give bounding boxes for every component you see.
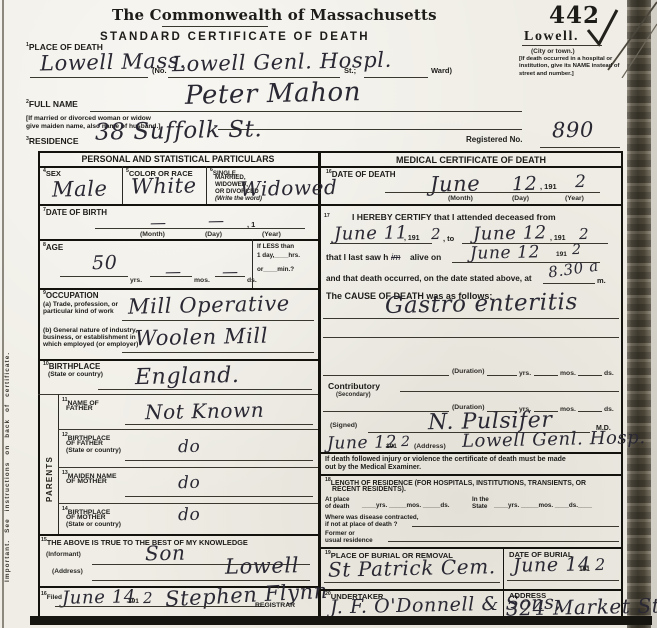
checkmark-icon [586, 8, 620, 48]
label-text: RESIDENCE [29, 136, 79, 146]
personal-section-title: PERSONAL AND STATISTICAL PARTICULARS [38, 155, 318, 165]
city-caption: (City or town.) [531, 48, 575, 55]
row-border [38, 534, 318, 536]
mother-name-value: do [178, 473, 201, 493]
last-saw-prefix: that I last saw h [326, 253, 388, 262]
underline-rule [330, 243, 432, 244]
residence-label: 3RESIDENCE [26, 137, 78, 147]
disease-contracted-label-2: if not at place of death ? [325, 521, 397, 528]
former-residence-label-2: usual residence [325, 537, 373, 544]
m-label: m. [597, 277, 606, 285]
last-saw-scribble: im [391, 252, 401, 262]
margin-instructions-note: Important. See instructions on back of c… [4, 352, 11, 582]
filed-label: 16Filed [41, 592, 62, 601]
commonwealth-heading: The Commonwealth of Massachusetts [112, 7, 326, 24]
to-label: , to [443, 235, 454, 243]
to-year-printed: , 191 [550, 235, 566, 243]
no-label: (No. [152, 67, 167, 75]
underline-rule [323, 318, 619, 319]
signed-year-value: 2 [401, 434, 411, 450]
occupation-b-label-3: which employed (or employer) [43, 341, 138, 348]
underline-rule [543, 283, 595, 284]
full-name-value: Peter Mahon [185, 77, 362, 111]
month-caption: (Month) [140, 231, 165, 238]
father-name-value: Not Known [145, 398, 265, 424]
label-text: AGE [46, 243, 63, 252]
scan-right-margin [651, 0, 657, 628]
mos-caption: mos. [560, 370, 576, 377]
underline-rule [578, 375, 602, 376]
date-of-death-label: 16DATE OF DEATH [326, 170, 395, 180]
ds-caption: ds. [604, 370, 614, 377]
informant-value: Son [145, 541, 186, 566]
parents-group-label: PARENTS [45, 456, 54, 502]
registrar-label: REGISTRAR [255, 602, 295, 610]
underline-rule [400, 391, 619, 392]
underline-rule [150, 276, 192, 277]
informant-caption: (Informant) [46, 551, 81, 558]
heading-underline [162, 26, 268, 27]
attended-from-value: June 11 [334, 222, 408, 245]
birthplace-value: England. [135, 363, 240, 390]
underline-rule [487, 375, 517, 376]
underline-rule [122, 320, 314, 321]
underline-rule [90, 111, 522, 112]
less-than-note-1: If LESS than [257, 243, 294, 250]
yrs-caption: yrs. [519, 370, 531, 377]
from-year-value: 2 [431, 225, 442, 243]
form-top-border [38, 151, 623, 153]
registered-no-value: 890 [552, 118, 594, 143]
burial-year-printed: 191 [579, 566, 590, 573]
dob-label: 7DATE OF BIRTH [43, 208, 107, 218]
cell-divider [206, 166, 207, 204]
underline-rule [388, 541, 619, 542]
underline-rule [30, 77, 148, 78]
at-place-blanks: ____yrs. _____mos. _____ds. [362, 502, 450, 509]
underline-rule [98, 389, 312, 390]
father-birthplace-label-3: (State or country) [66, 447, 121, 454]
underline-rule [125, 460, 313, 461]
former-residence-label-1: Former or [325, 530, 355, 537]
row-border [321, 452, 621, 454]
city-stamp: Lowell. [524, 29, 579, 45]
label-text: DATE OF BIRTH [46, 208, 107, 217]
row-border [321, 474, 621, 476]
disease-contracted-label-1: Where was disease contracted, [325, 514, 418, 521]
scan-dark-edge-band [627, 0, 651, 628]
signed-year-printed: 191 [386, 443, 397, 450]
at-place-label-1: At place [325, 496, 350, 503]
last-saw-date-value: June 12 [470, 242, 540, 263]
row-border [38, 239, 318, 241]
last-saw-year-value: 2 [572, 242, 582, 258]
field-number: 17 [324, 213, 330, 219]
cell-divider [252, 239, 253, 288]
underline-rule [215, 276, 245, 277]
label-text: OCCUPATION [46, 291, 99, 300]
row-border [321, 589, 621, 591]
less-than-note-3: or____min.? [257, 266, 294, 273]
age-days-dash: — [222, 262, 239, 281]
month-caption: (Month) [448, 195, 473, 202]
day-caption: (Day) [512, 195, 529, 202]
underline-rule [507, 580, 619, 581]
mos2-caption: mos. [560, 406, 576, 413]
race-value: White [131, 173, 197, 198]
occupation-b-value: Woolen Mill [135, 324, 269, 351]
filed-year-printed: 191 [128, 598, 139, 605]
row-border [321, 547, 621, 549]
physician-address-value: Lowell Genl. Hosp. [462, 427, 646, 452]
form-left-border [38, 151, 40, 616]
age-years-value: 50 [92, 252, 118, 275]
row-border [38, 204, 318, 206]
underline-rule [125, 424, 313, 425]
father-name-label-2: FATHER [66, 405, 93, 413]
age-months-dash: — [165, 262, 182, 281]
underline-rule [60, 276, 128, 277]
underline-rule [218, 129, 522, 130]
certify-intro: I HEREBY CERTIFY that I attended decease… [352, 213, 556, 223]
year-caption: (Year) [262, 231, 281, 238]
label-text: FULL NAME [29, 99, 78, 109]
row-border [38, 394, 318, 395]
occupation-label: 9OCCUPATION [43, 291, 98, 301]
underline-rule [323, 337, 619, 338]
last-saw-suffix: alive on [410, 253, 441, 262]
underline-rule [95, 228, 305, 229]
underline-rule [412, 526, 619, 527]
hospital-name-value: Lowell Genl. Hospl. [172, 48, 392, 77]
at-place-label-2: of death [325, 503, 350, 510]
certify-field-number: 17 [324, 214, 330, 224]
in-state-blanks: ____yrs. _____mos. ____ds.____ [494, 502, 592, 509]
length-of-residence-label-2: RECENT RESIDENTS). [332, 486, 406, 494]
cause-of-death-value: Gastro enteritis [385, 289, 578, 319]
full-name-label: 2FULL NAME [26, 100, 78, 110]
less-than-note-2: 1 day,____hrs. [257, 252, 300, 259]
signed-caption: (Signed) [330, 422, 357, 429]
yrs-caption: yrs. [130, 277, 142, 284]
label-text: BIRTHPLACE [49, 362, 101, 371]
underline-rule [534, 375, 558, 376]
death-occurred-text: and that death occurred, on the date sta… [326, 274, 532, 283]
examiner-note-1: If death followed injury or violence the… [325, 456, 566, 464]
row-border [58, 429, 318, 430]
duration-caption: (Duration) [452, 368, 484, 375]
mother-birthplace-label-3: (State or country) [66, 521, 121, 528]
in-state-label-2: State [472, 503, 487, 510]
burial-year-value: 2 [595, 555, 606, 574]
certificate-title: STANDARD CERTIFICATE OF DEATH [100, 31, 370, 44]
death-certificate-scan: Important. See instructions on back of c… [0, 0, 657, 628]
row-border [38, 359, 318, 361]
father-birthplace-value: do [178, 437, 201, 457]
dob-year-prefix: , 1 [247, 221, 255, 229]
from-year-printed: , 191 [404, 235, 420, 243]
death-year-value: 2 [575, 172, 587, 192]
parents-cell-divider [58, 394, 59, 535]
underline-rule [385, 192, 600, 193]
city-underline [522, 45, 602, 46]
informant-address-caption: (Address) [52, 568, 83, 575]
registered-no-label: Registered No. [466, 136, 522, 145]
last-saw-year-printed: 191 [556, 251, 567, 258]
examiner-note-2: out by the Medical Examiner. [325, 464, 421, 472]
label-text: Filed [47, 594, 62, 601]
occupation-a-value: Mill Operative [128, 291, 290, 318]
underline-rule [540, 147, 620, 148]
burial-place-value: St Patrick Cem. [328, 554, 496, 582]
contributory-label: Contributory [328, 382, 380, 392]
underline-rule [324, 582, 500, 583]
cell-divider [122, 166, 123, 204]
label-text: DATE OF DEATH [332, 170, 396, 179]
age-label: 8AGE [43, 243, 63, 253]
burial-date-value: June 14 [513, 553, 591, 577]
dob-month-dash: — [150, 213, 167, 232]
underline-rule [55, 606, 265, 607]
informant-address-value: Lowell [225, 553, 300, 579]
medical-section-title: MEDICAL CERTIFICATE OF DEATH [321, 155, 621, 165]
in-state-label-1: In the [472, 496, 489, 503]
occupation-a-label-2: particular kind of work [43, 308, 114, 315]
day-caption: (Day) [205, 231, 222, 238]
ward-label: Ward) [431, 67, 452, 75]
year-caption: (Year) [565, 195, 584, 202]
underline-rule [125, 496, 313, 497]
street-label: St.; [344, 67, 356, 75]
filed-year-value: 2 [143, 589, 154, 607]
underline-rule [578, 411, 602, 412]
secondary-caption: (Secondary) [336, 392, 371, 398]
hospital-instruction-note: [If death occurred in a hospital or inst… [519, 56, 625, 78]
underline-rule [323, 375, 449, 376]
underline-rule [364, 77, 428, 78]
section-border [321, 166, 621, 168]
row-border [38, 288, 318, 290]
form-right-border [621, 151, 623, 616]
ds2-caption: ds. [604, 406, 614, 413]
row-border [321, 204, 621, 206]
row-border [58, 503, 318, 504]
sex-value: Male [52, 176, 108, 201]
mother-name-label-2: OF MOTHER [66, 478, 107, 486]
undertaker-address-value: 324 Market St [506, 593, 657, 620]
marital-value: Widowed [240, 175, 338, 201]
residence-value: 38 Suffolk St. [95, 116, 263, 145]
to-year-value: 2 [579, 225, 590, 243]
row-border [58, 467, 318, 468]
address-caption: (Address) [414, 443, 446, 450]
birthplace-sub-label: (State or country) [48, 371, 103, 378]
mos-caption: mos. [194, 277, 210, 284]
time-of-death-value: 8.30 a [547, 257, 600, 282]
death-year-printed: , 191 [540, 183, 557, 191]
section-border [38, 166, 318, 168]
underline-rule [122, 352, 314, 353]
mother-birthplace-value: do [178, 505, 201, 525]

------------------------------------------------

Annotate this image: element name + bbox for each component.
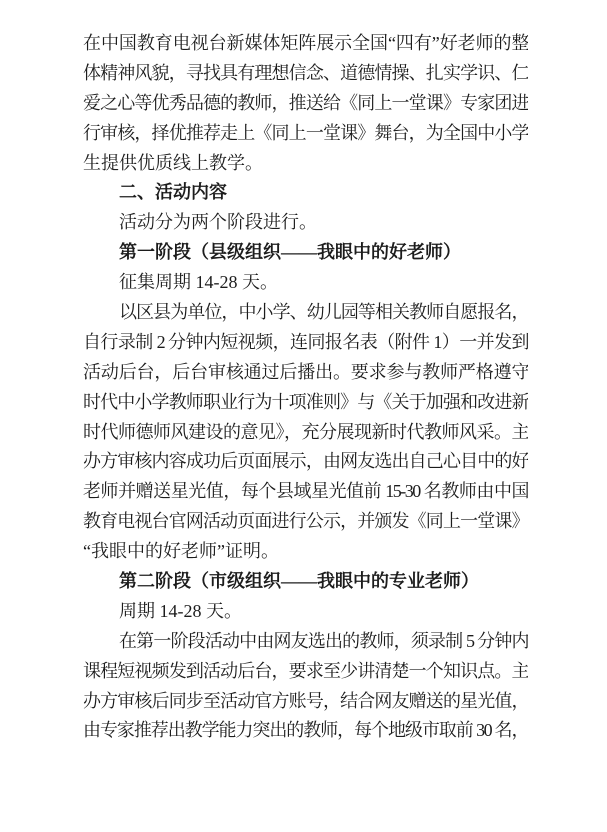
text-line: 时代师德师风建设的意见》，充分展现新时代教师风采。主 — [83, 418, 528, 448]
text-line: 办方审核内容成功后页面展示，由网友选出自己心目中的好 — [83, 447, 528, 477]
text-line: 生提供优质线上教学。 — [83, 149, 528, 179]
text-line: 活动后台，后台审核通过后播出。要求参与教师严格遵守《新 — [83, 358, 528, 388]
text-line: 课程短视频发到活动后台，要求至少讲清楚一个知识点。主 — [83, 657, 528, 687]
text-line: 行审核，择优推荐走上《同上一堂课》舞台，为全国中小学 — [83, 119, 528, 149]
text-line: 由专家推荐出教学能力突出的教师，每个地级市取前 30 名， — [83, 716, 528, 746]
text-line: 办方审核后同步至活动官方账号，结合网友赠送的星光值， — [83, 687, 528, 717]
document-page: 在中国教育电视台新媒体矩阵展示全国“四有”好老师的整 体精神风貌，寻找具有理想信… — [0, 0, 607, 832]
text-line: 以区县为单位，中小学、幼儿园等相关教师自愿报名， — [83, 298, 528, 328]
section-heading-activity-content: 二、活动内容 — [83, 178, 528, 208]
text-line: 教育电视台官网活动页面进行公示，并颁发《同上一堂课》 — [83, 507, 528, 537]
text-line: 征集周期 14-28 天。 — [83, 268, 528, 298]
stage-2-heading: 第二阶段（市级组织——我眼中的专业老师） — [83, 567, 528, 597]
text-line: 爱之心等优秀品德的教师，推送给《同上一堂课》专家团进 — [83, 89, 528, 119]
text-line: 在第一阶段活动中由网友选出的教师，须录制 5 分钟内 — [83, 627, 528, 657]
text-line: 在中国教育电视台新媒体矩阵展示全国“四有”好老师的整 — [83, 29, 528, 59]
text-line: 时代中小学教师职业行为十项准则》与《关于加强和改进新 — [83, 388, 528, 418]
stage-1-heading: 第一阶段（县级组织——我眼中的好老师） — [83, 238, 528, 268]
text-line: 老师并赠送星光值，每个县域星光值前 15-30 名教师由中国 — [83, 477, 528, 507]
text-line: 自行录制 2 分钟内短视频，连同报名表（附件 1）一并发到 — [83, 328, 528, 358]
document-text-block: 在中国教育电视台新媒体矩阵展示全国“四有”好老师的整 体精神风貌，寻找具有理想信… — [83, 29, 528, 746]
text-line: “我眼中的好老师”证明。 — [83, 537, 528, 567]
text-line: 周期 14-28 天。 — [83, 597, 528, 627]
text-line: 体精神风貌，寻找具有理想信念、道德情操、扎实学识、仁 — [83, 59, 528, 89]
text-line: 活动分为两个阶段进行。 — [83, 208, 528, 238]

------------------------------------------------

> **Exercise brief**
Reproduce the rows verbatim, from the row containing "text-line: 时代师德师风建设的意见》，充分展现新时代教师风采。主 —" up to and including the row containing "text-line: 老师并赠送星光值，每个县域星光值前 15-30".

> **Output of the exercise**
text-line: 时代师德师风建设的意见》，充分展现新时代教师风采。主 — [83, 418, 528, 448]
text-line: 办方审核内容成功后页面展示，由网友选出自己心目中的好 — [83, 447, 528, 477]
text-line: 生提供优质线上教学。 — [83, 149, 528, 179]
text-line: 活动后台，后台审核通过后播出。要求参与教师严格遵守《新 — [83, 358, 528, 388]
text-line: 课程短视频发到活动后台，要求至少讲清楚一个知识点。主 — [83, 657, 528, 687]
text-line: 行审核，择优推荐走上《同上一堂课》舞台，为全国中小学 — [83, 119, 528, 149]
text-line: 由专家推荐出教学能力突出的教师，每个地级市取前 30 名， — [83, 716, 528, 746]
text-line: 办方审核后同步至活动官方账号，结合网友赠送的星光值， — [83, 687, 528, 717]
document-page: 在中国教育电视台新媒体矩阵展示全国“四有”好老师的整 体精神风貌，寻找具有理想信… — [0, 0, 607, 832]
text-line: 以区县为单位，中小学、幼儿园等相关教师自愿报名， — [83, 298, 528, 328]
section-heading-activity-content: 二、活动内容 — [83, 178, 528, 208]
text-line: 教育电视台官网活动页面进行公示，并颁发《同上一堂课》 — [83, 507, 528, 537]
text-line: 征集周期 14-28 天。 — [83, 268, 528, 298]
stage-2-heading: 第二阶段（市级组织——我眼中的专业老师） — [83, 567, 528, 597]
text-line: 爱之心等优秀品德的教师，推送给《同上一堂课》专家团进 — [83, 89, 528, 119]
text-line: 在第一阶段活动中由网友选出的教师，须录制 5 分钟内 — [83, 627, 528, 657]
text-line: 在中国教育电视台新媒体矩阵展示全国“四有”好老师的整 — [83, 29, 528, 59]
text-line: 时代中小学教师职业行为十项准则》与《关于加强和改进新 — [83, 388, 528, 418]
stage-1-heading: 第一阶段（县级组织——我眼中的好老师） — [83, 238, 528, 268]
text-line: 老师并赠送星光值，每个县域星光值前 15-30 名教师由中国 — [83, 477, 528, 507]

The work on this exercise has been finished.